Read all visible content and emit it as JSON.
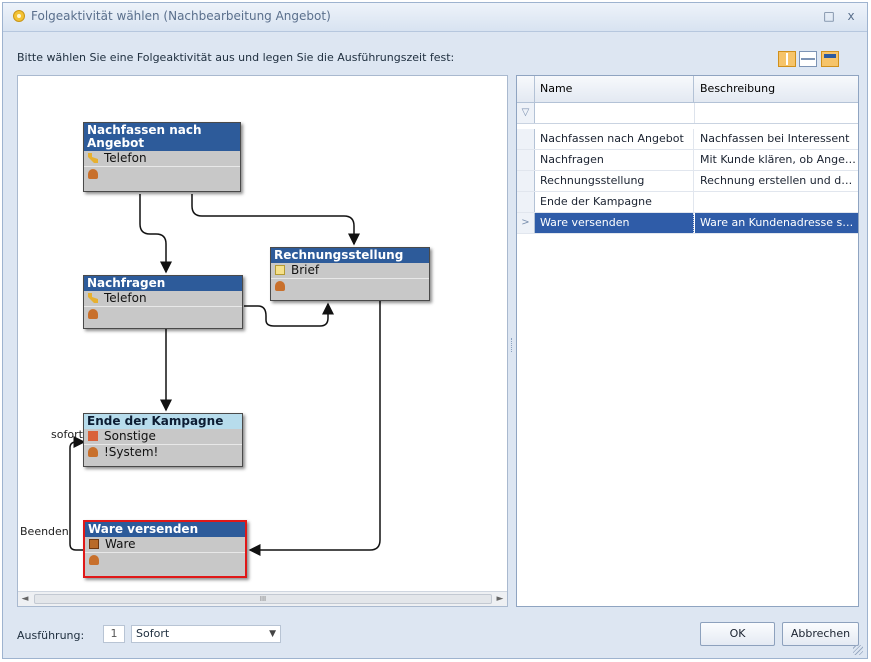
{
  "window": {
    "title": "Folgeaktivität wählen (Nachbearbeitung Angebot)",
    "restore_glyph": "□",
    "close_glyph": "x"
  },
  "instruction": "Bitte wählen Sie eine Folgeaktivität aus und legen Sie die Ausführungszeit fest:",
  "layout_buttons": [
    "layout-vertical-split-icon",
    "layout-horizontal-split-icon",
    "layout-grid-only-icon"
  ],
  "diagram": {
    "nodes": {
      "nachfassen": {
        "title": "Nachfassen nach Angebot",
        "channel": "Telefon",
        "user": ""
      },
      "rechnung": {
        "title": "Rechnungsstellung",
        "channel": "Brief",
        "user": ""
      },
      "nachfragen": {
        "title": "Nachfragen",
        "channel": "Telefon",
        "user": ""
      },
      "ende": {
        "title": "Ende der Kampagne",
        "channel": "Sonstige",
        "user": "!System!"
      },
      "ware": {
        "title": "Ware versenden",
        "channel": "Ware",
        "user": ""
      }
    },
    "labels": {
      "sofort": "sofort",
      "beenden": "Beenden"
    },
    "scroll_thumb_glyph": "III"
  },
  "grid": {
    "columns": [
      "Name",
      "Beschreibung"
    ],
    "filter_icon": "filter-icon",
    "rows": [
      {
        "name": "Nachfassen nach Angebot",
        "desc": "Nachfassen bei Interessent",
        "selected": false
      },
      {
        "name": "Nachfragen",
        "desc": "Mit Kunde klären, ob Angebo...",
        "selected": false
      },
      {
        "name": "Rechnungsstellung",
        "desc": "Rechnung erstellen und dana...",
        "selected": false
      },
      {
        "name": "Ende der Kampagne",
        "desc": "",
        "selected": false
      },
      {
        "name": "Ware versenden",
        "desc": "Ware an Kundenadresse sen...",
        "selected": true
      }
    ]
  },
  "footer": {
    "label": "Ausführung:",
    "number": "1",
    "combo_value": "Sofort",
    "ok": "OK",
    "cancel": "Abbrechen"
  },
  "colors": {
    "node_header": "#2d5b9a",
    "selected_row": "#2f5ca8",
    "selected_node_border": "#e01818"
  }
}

* * *

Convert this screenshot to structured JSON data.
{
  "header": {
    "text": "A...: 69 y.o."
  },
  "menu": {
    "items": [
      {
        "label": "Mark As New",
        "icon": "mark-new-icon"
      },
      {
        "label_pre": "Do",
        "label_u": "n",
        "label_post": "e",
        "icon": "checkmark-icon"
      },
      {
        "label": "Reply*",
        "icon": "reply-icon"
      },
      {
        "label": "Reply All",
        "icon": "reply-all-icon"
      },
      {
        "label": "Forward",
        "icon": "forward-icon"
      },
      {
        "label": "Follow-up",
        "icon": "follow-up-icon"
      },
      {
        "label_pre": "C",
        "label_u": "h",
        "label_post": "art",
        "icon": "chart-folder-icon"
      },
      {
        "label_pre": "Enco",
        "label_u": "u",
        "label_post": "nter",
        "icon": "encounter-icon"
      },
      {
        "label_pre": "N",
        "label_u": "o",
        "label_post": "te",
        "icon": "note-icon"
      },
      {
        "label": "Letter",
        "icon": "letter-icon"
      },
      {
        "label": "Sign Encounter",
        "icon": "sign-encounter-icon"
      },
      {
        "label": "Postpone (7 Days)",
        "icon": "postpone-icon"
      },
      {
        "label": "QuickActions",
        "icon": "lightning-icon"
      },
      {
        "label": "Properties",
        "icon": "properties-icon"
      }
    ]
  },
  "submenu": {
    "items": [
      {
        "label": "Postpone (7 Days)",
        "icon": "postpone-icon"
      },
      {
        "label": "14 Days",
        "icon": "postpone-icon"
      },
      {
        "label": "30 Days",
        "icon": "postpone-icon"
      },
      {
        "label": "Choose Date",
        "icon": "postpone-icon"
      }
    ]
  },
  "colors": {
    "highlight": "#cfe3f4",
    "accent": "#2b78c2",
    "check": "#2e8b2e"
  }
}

**WHAT THE TASK ASKS**
Which lines above hold the word "title"? Copy each of them.

**RIGHT ANSWER**
    "title": "Folgeaktivität wählen (Nachbearbeitung Angebot)",
        "title": "Nachfassen nach Angebot",
        "title": "Rechnungsstellung",
        "title": "Nachfragen",
        "title": "Ende der Kampagne",
        "title": "Ware versenden",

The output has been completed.